What needs to be done
An exact transcription of every record is needed, leaving out the pictures.

[Dataset entries]
= Beginning of Section =

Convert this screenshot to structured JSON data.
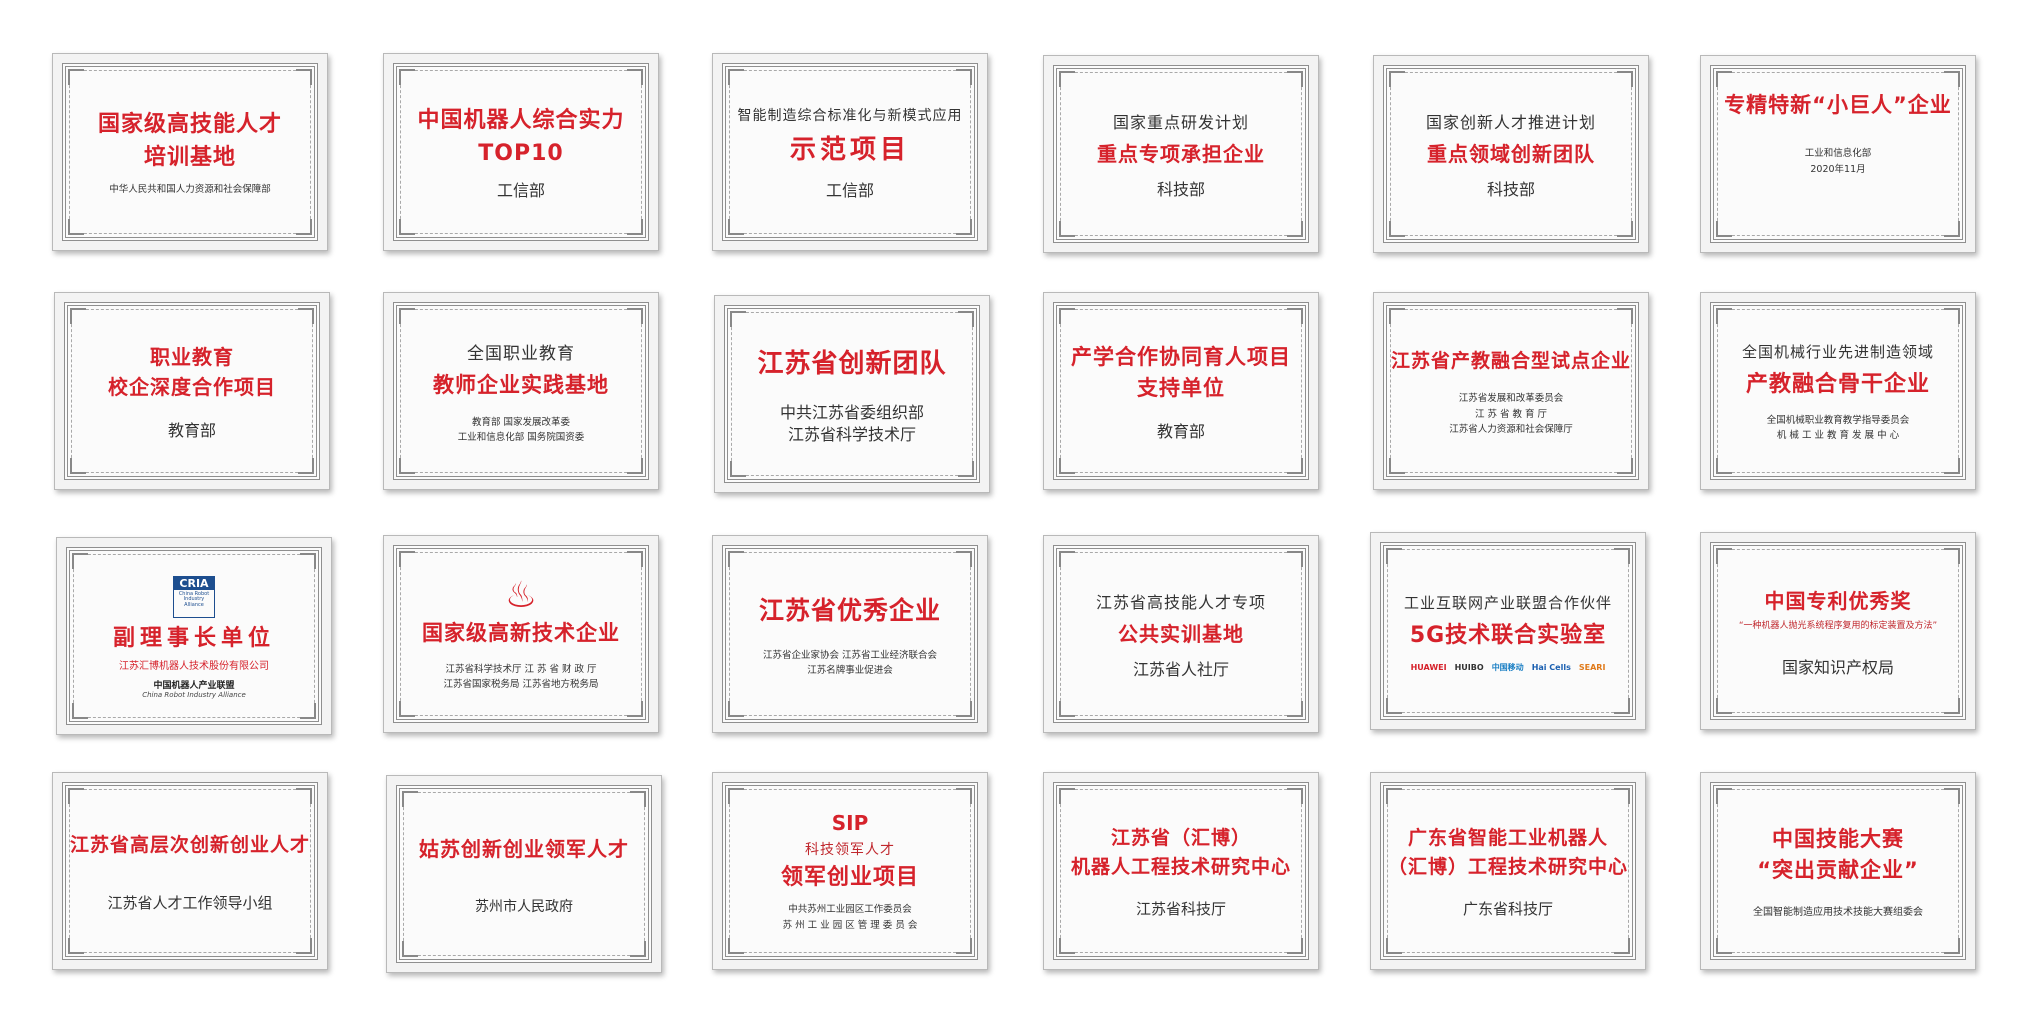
{
  "colors": {
    "accent": "#d6222b",
    "frame": "#8f8f8f",
    "text": "#333333"
  },
  "plaques": {
    "p1": {
      "t1": "国家级高技能人才",
      "t2": "培训基地",
      "issuer": "中华人民共和国人力资源和社会保障部"
    },
    "p2": {
      "t1": "中国机器人综合实力",
      "t2": "TOP10",
      "issuer": "工信部"
    },
    "p3": {
      "arc": "智能制造综合标准化与新模式应用",
      "t1": "示范项目",
      "issuer": "工信部"
    },
    "p4": {
      "arc": "国家重点研发计划",
      "t1": "重点专项承担企业",
      "issuer": "科技部"
    },
    "p5": {
      "arc": "国家创新人才推进计划",
      "t1": "重点领域创新团队",
      "issuer": "科技部"
    },
    "p6": {
      "t1": "专精特新“小巨人”企业",
      "issuer": "工业和信息化部",
      "date": "2020年11月"
    },
    "p7": {
      "t1": "职业教育",
      "t2": "校企深度合作项目",
      "issuer": "教育部"
    },
    "p8": {
      "arc": "全国职业教育",
      "t1": "教师企业实践基地",
      "issuer1": "教育部  国家发展改革委",
      "issuer2": "工业和信息化部  国务院国资委"
    },
    "p9": {
      "t1": "江苏省创新团队",
      "issuer1": "中共江苏省委组织部",
      "issuer2": "江苏省科学技术厅"
    },
    "p10": {
      "t1": "产学合作协同育人项目",
      "t2": "支持单位",
      "issuer": "教育部"
    },
    "p11": {
      "t1": "江苏省产教融合型试点企业",
      "issuer1": "江苏省发展和改革委员会",
      "issuer2": "江  苏  省  教  育  厅",
      "issuer3": "江苏省人力资源和社会保障厅"
    },
    "p12": {
      "arc": "全国机械行业先进制造领域",
      "t1": "产教融合骨干企业",
      "issuer1": "全国机械职业教育教学指导委员会",
      "issuer2": "机 械 工 业 教 育 发 展 中 心"
    },
    "p13": {
      "logo": "CRIA",
      "logo_lines": "China Robot Industry Alliance",
      "t1": "副理事长单位",
      "sub": "江苏汇博机器人技术股份有限公司",
      "alliance_cn": "中国机器人产业联盟",
      "alliance_en": "China Robot Industry Alliance"
    },
    "p14": {
      "t1": "国家级高新技术企业",
      "issuer1": "江苏省科学技术厅    江 苏 省 财 政 厅",
      "issuer2": "江苏省国家税务局    江苏省地方税务局"
    },
    "p15": {
      "t1": "江苏省优秀企业",
      "issuer1": "江苏省企业家协会      江苏省工业经济联合会",
      "issuer2": "江苏名牌事业促进会"
    },
    "p16": {
      "arc": "江苏省高技能人才专项",
      "t1": "公共实训基地",
      "issuer": "江苏省人社厅"
    },
    "p17": {
      "arc": "工业互联网产业联盟合作伙伴",
      "t1": "5G技术联合实验室",
      "logos": [
        "HUAWEI",
        "HUIBO",
        "中国移动",
        "Hai Cells",
        "SEARI"
      ]
    },
    "p18": {
      "t1": "中国专利优秀奖",
      "sub": "“一种机器人抛光系统程序复用的标定装置及方法”",
      "issuer": "国家知识产权局"
    },
    "p19": {
      "t1": "江苏省高层次创新创业人才",
      "issuer": "江苏省人才工作领导小组"
    },
    "p20": {
      "t1": "姑苏创新创业领军人才",
      "issuer": "苏州市人民政府"
    },
    "p21": {
      "logo": "SIP",
      "arc": "科技领军人才",
      "t1": "领军创业项目",
      "issuer1": "中共苏州工业园区工作委员会",
      "issuer2": "苏 州 工 业 园 区 管 理 委 员 会"
    },
    "p22": {
      "t1": "江苏省（汇博）",
      "t2": "机器人工程技术研究中心",
      "issuer": "江苏省科技厅"
    },
    "p23": {
      "t1": "广东省智能工业机器人",
      "t2": "（汇博）工程技术研究中心",
      "issuer": "广东省科技厅"
    },
    "p24": {
      "t1": "中国技能大赛",
      "t2": "“突出贡献企业”",
      "issuer": "全国智能制造应用技术技能大赛组委会"
    }
  }
}
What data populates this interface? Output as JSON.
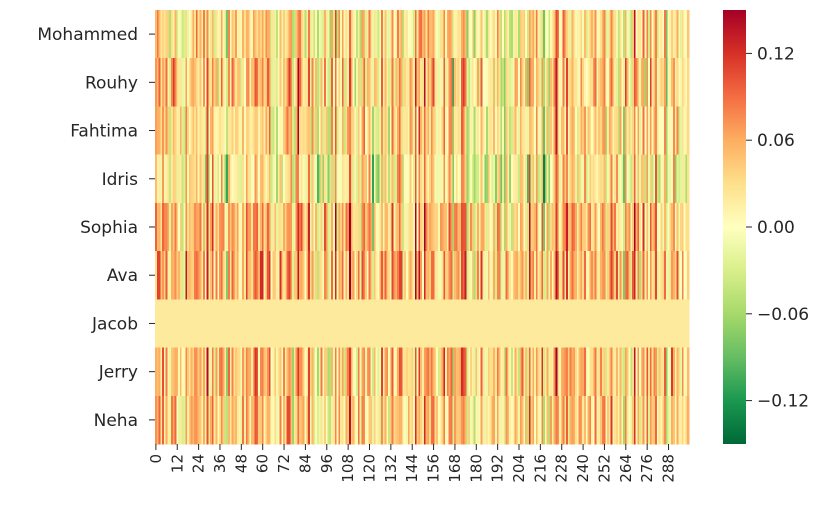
{
  "chart_data": {
    "type": "heatmap",
    "title": "",
    "xlabel": "",
    "ylabel": "",
    "rows": [
      "Mohammed",
      "Rouhy",
      "Fahtima",
      "Idris",
      "Sophia",
      "Ava",
      "Jacob",
      "Jerry",
      "Neha"
    ],
    "columns": {
      "start": 0,
      "count": 300,
      "step": 1
    },
    "x_tick_labels": [
      "0",
      "12",
      "24",
      "36",
      "48",
      "60",
      "72",
      "84",
      "96",
      "108",
      "120",
      "132",
      "144",
      "156",
      "168",
      "180",
      "192",
      "204",
      "216",
      "228",
      "240",
      "252",
      "264",
      "276",
      "288"
    ],
    "colormap": "RdYlGn_r",
    "colormap_stops": [
      "#006837",
      "#1a9850",
      "#66bd63",
      "#a6d96a",
      "#d9ef8b",
      "#ffffbf",
      "#fee08b",
      "#fdae61",
      "#f46d43",
      "#d73027",
      "#a50026"
    ],
    "value_range": [
      -0.15,
      0.15
    ],
    "colorbar_ticks": [
      {
        "value": 0.12,
        "label": "0.12"
      },
      {
        "value": 0.06,
        "label": "0.06"
      },
      {
        "value": 0.0,
        "label": "0.00"
      },
      {
        "value": -0.06,
        "label": "−0.06"
      },
      {
        "value": -0.12,
        "label": "−0.12"
      }
    ],
    "row_profiles": [
      {
        "name": "Mohammed",
        "mean": 0.02,
        "spread": 0.045
      },
      {
        "name": "Rouhy",
        "mean": 0.03,
        "spread": 0.05
      },
      {
        "name": "Fahtima",
        "mean": 0.025,
        "spread": 0.045
      },
      {
        "name": "Idris",
        "mean": 0.01,
        "spread": 0.05
      },
      {
        "name": "Sophia",
        "mean": 0.045,
        "spread": 0.05
      },
      {
        "name": "Ava",
        "mean": 0.045,
        "spread": 0.05
      },
      {
        "name": "Jacob",
        "mean": 0.02,
        "spread": 0.0
      },
      {
        "name": "Jerry",
        "mean": 0.04,
        "spread": 0.045
      },
      {
        "name": "Neha",
        "mean": 0.035,
        "spread": 0.045
      }
    ],
    "values_note": "Per-cell values are not individually legible; cells are generated from each row's mean and spread, rows sharing a common column pattern."
  }
}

= End of Section =

Solution to this task
Convert this screenshot to structured JSON data.
{
  "colors": {
    "accent": "#d6222b",
    "frame": "#8f8f8f",
    "text": "#333333"
  },
  "plaques": {
    "p1": {
      "t1": "国家级高技能人才",
      "t2": "培训基地",
      "issuer": "中华人民共和国人力资源和社会保障部"
    },
    "p2": {
      "t1": "中国机器人综合实力",
      "t2": "TOP10",
      "issuer": "工信部"
    },
    "p3": {
      "arc": "智能制造综合标准化与新模式应用",
      "t1": "示范项目",
      "issuer": "工信部"
    },
    "p4": {
      "arc": "国家重点研发计划",
      "t1": "重点专项承担企业",
      "issuer": "科技部"
    },
    "p5": {
      "arc": "国家创新人才推进计划",
      "t1": "重点领域创新团队",
      "issuer": "科技部"
    },
    "p6": {
      "t1": "专精特新“小巨人”企业",
      "issuer": "工业和信息化部",
      "date": "2020年11月"
    },
    "p7": {
      "t1": "职业教育",
      "t2": "校企深度合作项目",
      "issuer": "教育部"
    },
    "p8": {
      "arc": "全国职业教育",
      "t1": "教师企业实践基地",
      "issuer1": "教育部  国家发展改革委",
      "issuer2": "工业和信息化部  国务院国资委"
    },
    "p9": {
      "t1": "江苏省创新团队",
      "issuer1": "中共江苏省委组织部",
      "issuer2": "江苏省科学技术厅"
    },
    "p10": {
      "t1": "产学合作协同育人项目",
      "t2": "支持单位",
      "issuer": "教育部"
    },
    "p11": {
      "t1": "江苏省产教融合型试点企业",
      "issuer1": "江苏省发展和改革委员会",
      "issuer2": "江  苏  省  教  育  厅",
      "issuer3": "江苏省人力资源和社会保障厅"
    },
    "p12": {
      "arc": "全国机械行业先进制造领域",
      "t1": "产教融合骨干企业",
      "issuer1": "全国机械职业教育教学指导委员会",
      "issuer2": "机 械 工 业 教 育 发 展 中 心"
    },
    "p13": {
      "logo": "CRIA",
      "logo_lines": "China Robot Industry Alliance",
      "t1": "副理事长单位",
      "sub": "江苏汇博机器人技术股份有限公司",
      "alliance_cn": "中国机器人产业联盟",
      "alliance_en": "China Robot Industry Alliance"
    },
    "p14": {
      "t1": "国家级高新技术企业",
      "issuer1": "江苏省科学技术厅    江 苏 省 财 政 厅",
      "issuer2": "江苏省国家税务局    江苏省地方税务局"
    },
    "p15": {
      "t1": "江苏省优秀企业",
      "issuer1": "江苏省企业家协会      江苏省工业经济联合会",
      "issuer2": "江苏名牌事业促进会"
    },
    "p16": {
      "arc": "江苏省高技能人才专项",
      "t1": "公共实训基地",
      "issuer": "江苏省人社厅"
    },
    "p17": {
      "arc": "工业互联网产业联盟合作伙伴",
      "t1": "5G技术联合实验室",
      "logos": [
        "HUAWEI",
        "HUIBO",
        "中国移动",
        "Hai Cells",
        "SEARI"
      ]
    },
    "p18": {
      "t1": "中国专利优秀奖",
      "sub": "“一种机器人抛光系统程序复用的标定装置及方法”",
      "issuer": "国家知识产权局"
    },
    "p19": {
      "t1": "江苏省高层次创新创业人才",
      "issuer": "江苏省人才工作领导小组"
    },
    "p20": {
      "t1": "姑苏创新创业领军人才",
      "issuer": "苏州市人民政府"
    },
    "p21": {
      "logo": "SIP",
      "arc": "科技领军人才",
      "t1": "领军创业项目",
      "issuer1": "中共苏州工业园区工作委员会",
      "issuer2": "苏 州 工 业 园 区 管 理 委 员 会"
    },
    "p22": {
      "t1": "江苏省（汇博）",
      "t2": "机器人工程技术研究中心",
      "issuer": "江苏省科技厅"
    },
    "p23": {
      "t1": "广东省智能工业机器人",
      "t2": "（汇博）工程技术研究中心",
      "issuer": "广东省科技厅"
    },
    "p24": {
      "t1": "中国技能大赛",
      "t2": "“突出贡献企业”",
      "issuer": "全国智能制造应用技术技能大赛组委会"
    }
  }
}
What data populates this interface? Output as JSON.
{
  "chart_data": {
    "type": "heatmap",
    "title": "",
    "xlabel": "",
    "ylabel": "",
    "rows": [
      "Mohammed",
      "Rouhy",
      "Fahtima",
      "Idris",
      "Sophia",
      "Ava",
      "Jacob",
      "Jerry",
      "Neha"
    ],
    "columns": {
      "start": 0,
      "count": 300,
      "step": 1
    },
    "x_tick_labels": [
      "0",
      "12",
      "24",
      "36",
      "48",
      "60",
      "72",
      "84",
      "96",
      "108",
      "120",
      "132",
      "144",
      "156",
      "168",
      "180",
      "192",
      "204",
      "216",
      "228",
      "240",
      "252",
      "264",
      "276",
      "288"
    ],
    "colormap": "RdYlGn_r",
    "colormap_stops": [
      "#006837",
      "#1a9850",
      "#66bd63",
      "#a6d96a",
      "#d9ef8b",
      "#ffffbf",
      "#fee08b",
      "#fdae61",
      "#f46d43",
      "#d73027",
      "#a50026"
    ],
    "value_range": [
      -0.15,
      0.15
    ],
    "colorbar_ticks": [
      {
        "value": 0.12,
        "label": "0.12"
      },
      {
        "value": 0.06,
        "label": "0.06"
      },
      {
        "value": 0.0,
        "label": "0.00"
      },
      {
        "value": -0.06,
        "label": "−0.06"
      },
      {
        "value": -0.12,
        "label": "−0.12"
      }
    ],
    "row_profiles": [
      {
        "name": "Mohammed",
        "mean": 0.02,
        "spread": 0.045
      },
      {
        "name": "Rouhy",
        "mean": 0.03,
        "spread": 0.05
      },
      {
        "name": "Fahtima",
        "mean": 0.025,
        "spread": 0.045
      },
      {
        "name": "Idris",
        "mean": 0.01,
        "spread": 0.05
      },
      {
        "name": "Sophia",
        "mean": 0.045,
        "spread": 0.05
      },
      {
        "name": "Ava",
        "mean": 0.045,
        "spread": 0.05
      },
      {
        "name": "Jacob",
        "mean": 0.02,
        "spread": 0.0
      },
      {
        "name": "Jerry",
        "mean": 0.04,
        "spread": 0.045
      },
      {
        "name": "Neha",
        "mean": 0.035,
        "spread": 0.045
      }
    ],
    "values_note": "Per-cell values are not individually legible; cells are generated from each row's mean and spread, rows sharing a common column pattern."
  }
}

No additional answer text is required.